Selected text -
_ _ _ _ _ _ _
New Year’s Eve at Perfect North Slopes 
Skiing, snowboarding and snow tubing open until 1 a.m., with party favors and a DJ in the lodge. Fireworks at midnight plus a torchlight parade down the slopes by ski instructors and ski patrol. 8 p.m.-1 a.m. $35-$47 lift tickets. Perfect North Slopes, 19074 Perfect Lane, Lawrenceburg, Ind., perfectnorth.com
New Year’s Eve at Receptions Fairfield 
Second Wind Band performs live. Reservations include open bar, appetizers and the executive chef’s buffet with sinful desserts. Enjoy a champagne toast at midnight and a late-night chili bar. $149 per couple, tax and tip included. Receptions Conference Centers, 5975 Boymel Drive, Fairfield, RSVP to 513-860-4100. 

New Year’s Eve at Springdale 18 
A screening of Unbroken in the Director’s Hall plus a champagne toast, dessert reception and a live feed of the ball drop on the big screen. Screening at 9:40 p.m. $20.50. Springdale 18: Cinema de Lux, 12064 Springfield Pike, Springfield, showcasecinemas.com

New Year’s Eve at the Syndicate 
Three parties in one. Features an open bar, dinner, champagne toast, party favors, late-night appetizers and entertainment by The Rusty Griswolds, DJ Mark McFadden and the world famous Gangsters Dueling Piano players. 7:30 p.m.-1 a.m. $75-$150. Newport Syndicate, 18 E. Fifth St., Newport, Ky., newportsyndicate.com
Party with the Ponies 
Turfway Park presents live horse racing, music by the Danny Frazier Band, party favors, a champagne toast, balloon drop, DJ and light appetizers. 5:30 p.m.-1 a.m. $85. Turfway Park, 7500 Turfway Road, Florence, Ky., turfway.com.
_ _ _ _ _ _ _
Provided records -
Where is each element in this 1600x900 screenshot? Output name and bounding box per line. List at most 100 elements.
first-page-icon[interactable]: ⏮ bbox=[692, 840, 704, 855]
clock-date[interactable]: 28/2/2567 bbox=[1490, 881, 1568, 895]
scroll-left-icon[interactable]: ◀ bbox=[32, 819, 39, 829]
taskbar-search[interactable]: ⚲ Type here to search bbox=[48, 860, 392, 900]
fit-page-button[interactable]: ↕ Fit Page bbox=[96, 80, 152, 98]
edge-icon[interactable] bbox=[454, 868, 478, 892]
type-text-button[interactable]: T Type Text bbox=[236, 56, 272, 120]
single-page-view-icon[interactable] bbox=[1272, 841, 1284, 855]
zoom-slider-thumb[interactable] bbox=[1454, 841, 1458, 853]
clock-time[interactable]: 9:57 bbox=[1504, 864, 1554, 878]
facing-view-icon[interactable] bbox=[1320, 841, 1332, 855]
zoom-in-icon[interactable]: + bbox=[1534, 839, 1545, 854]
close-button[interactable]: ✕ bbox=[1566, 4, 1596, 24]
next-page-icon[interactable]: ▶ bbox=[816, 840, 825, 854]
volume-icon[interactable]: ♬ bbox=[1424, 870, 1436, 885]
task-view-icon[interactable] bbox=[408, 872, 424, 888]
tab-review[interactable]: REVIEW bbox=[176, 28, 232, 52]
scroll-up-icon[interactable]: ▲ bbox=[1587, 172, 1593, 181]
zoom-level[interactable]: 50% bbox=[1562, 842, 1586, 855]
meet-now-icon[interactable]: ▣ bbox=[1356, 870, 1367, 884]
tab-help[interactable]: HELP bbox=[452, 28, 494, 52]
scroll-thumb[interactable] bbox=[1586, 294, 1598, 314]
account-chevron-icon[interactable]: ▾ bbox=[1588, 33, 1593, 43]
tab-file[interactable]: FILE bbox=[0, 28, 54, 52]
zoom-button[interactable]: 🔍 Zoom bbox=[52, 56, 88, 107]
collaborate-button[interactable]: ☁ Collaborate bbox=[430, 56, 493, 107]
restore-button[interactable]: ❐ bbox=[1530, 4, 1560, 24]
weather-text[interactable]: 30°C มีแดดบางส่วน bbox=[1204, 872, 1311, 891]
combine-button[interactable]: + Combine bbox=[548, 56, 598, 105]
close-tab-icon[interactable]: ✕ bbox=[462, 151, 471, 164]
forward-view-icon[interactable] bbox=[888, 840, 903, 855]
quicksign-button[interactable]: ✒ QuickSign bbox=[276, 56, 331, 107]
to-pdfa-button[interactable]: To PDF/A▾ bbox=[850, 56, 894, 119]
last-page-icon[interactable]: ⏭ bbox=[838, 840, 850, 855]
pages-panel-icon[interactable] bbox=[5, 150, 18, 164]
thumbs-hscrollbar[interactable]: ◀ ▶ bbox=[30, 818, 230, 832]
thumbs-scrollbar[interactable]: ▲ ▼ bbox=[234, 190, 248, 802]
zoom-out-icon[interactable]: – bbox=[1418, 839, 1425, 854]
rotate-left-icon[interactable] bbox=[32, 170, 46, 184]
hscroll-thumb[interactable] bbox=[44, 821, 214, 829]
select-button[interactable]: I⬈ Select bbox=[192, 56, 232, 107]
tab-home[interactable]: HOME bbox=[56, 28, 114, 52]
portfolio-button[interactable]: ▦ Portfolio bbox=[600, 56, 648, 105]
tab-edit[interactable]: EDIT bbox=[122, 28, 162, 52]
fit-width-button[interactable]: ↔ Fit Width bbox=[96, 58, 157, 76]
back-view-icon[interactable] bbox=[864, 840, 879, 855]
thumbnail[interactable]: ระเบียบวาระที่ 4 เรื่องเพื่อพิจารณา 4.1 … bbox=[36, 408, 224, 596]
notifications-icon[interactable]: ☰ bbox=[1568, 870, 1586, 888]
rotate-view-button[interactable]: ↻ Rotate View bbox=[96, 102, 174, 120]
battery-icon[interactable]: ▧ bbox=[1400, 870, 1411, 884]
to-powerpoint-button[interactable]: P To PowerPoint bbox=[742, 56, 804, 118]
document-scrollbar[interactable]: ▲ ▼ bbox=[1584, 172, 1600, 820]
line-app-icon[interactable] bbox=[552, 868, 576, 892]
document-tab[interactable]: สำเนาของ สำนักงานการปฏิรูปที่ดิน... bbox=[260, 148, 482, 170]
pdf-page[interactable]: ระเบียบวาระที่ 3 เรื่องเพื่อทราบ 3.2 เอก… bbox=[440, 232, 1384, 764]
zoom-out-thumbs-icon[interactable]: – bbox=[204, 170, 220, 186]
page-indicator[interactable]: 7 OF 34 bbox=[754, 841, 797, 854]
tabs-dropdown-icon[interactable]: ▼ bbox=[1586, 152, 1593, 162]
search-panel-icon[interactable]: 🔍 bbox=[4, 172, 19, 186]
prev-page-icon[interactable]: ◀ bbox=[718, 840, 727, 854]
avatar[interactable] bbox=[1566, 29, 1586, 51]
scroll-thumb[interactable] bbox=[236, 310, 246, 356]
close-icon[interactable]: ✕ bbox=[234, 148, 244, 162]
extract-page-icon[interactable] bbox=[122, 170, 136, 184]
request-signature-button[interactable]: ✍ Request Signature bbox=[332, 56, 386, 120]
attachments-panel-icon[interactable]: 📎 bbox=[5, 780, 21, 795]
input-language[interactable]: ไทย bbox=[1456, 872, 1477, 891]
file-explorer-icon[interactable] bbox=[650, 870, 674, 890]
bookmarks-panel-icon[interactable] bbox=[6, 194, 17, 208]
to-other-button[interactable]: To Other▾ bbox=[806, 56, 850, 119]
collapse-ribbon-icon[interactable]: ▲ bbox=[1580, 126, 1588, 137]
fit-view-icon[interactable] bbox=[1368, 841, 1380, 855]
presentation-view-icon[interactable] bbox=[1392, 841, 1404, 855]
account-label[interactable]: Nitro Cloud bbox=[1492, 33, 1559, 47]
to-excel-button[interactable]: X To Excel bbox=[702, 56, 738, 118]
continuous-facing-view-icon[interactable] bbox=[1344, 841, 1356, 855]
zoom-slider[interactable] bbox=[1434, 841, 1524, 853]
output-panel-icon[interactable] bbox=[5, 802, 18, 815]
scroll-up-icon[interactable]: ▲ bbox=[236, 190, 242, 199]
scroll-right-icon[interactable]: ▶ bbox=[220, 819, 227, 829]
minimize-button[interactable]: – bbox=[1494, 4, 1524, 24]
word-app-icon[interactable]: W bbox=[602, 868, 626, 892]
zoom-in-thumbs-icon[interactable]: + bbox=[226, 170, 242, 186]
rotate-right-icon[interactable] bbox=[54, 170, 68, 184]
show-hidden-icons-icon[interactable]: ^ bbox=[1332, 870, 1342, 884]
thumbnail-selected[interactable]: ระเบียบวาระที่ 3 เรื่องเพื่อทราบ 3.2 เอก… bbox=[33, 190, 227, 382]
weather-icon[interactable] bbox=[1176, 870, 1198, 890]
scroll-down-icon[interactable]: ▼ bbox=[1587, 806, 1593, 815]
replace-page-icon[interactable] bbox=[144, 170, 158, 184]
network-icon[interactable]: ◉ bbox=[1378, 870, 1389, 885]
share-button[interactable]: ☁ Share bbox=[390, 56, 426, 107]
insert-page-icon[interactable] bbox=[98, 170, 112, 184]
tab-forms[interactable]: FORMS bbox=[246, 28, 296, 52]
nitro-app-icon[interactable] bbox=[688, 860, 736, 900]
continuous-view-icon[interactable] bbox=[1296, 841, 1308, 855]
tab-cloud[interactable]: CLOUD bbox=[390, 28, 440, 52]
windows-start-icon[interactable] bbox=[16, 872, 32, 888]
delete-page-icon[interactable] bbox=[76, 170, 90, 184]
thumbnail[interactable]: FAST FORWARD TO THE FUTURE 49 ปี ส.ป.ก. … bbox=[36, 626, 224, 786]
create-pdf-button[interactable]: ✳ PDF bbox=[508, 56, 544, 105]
_ _ _ _ _ _ _
Exercise instructions -
**1)** In the New Year's Eve listings, what time does the screening at Springdale 18 start?
**2)** List every performer or band named in the New Year's Eve listings.
**3)** Rewrite the paragraph beginning "Turfway Park presents live horse racing" from the New Year's Eve listings as a bulleted list, keeping its main facts.

Activity answers -
**1)** 9:40 p.m.

**2)**
- Second Wind Band
- The Rusty Griswolds
- DJ Mark McFadden
- Gangsters Dueling Piano players
- Danny Frazier Band

**3)**
- Event: live horse racing at Turfway Park
- Extras: music by the Danny Frazier Band, party favors, a champagne toast, a balloon drop, a DJ and light appetizers
- Time: 5:30 p.m.-1 a.m.
- Price: $85
- Location: Turfway Park, 7500 Turfway Road, Florence, Ky.
- Website: turfway.com